* _Reading text_
If you were to tell me after the bodyfuck that was the Housecore HorrorFest event that I was going to enjoy myself at Fun Fun Fun Fest almost as much as I did at SXSW 2013, I would have laughed at you, spit in your face, stuck two fingers in your nose, and pulled up sharply. Not because I enjoy laughing/spitting/sticking(?), but because I straight-up would have felt incredulous at the idea. Festivals are so laborious, and omnipresent, these days that a few bad-laid plans can send even a seasoned curly fry like Gumshoe running to the hills, his balls nestled in a fruit-picker’s pail.
But that wasn’t the case, bro-slice. Fun Fun Fun has quickly become a machine so well-oiled KY is worthless; all you can do is slip-slide in and enjoy the onslaught of comedy, indie-rock, rap, metal, and… taco cannons. And I did. And we did. And you should have.
The following is not a paid testimonial:
Patton Oswalt: Is there a single Christmas-movie scene more fun than that provided by Oswalt and Kal Penn via the holiday installment of the Harold and Kumar series? There’s Oswalt, playing a department-store Santa that sells weed, getting racked “right in the sugar plums” and baking up in the mall parking lot. That’s the image of Oswalt I’ve had in my head over the last few years because I’ve blocked out the last time I saw him perform, at the Sup Pop reunion celebration, as he, somehow, wasn’t very funny. Which was discouraging at the time (and it was five years ago or so) because I didn’t imagine previously that he even knew how to not be funny. But good news is afoot, fellers! Oswalt, circa 2013, kicks out the comedy jams without a hint of the relationship-heavy banter that befouled his Sup Pop set. He also made a sport of ripping on the bands playing at the adjacent stage (“He [Kurt Vile] must be standing in a wading pool of soy milk or something” was one barb, followed by, “Oh shit is that Kurt Vile? I love Kurt Vile!”), flexing a bit of his improv muscle while reeling the crowd in with his flawlessly verbose prepared bits. ‘Twas a win.

* _To be done_
a: Write out the festival review between "If you were" and "you should have.", inclusive.
b: According to the festival review, what does the department-store Santa played by Oswalt sell?
The lines after the festival review aren't needed for anything here.

* _Dataset section_
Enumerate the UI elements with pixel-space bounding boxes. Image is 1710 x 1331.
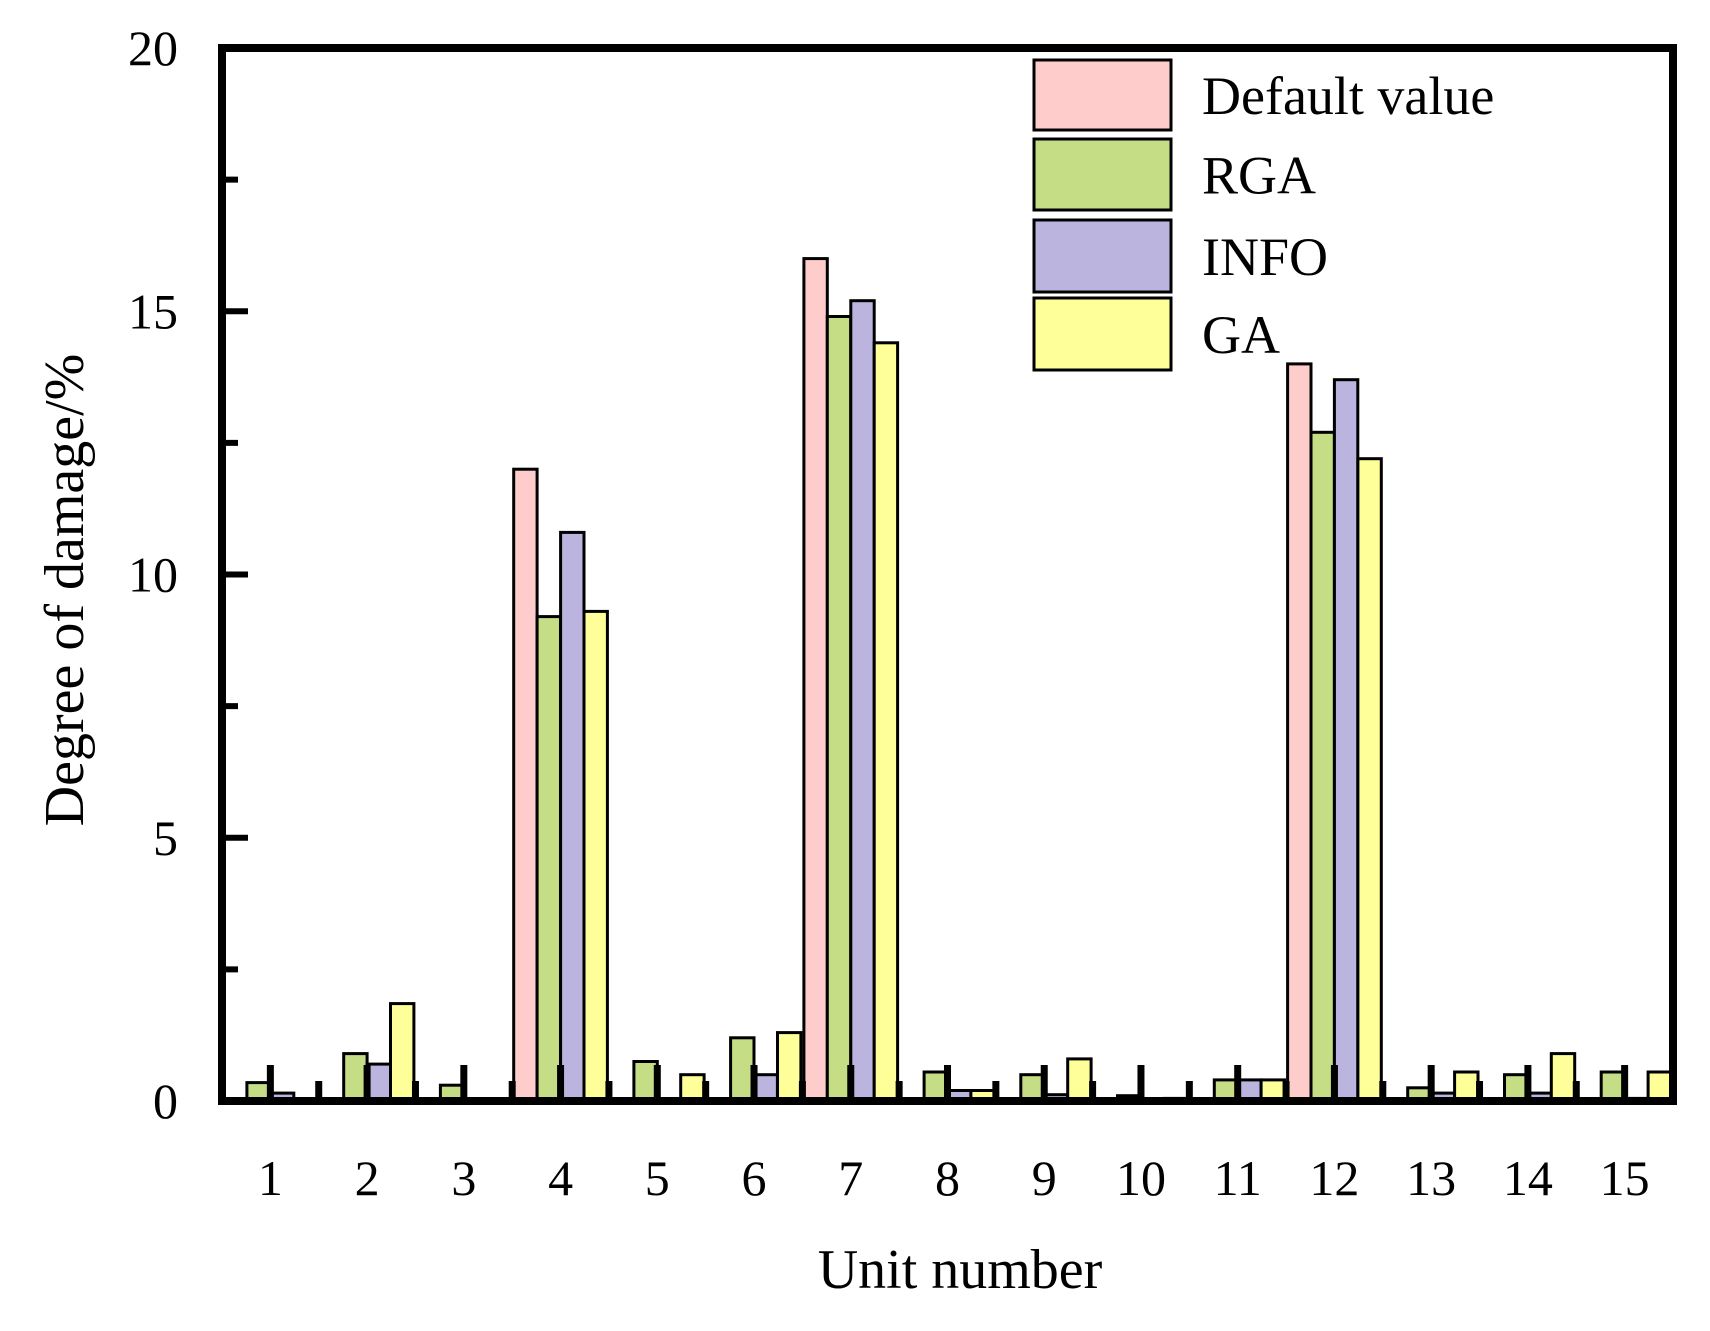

* _Response list_
a:
If you were to tell me after the bodyfuck that was the Housecore HorrorFest event that I was going to enjoy myself at Fun Fun Fun Fest almost as much as I did at SXSW 2013, I would have laughed at you, spit in your face, stuck two fingers in your nose, and pulled up sharply. Not because I enjoy laughing/spitting/sticking(?), but because I straight-up would have felt incredulous at the idea. Festivals are so laborious, and omnipresent, these days that a few bad-laid plans can send even a seasoned curly fry like Gumshoe running to the hills, his balls nestled in a fruit-picker’s pail.
But that wasn’t the case, bro-slice. Fun Fun Fun has quickly become a machine so well-oiled KY is worthless; all you can do is slip-slide in and enjoy the onslaught of comedy, indie-rock, rap, metal, and… taco cannons. And I did. And we did. And you should have.

b: Weed.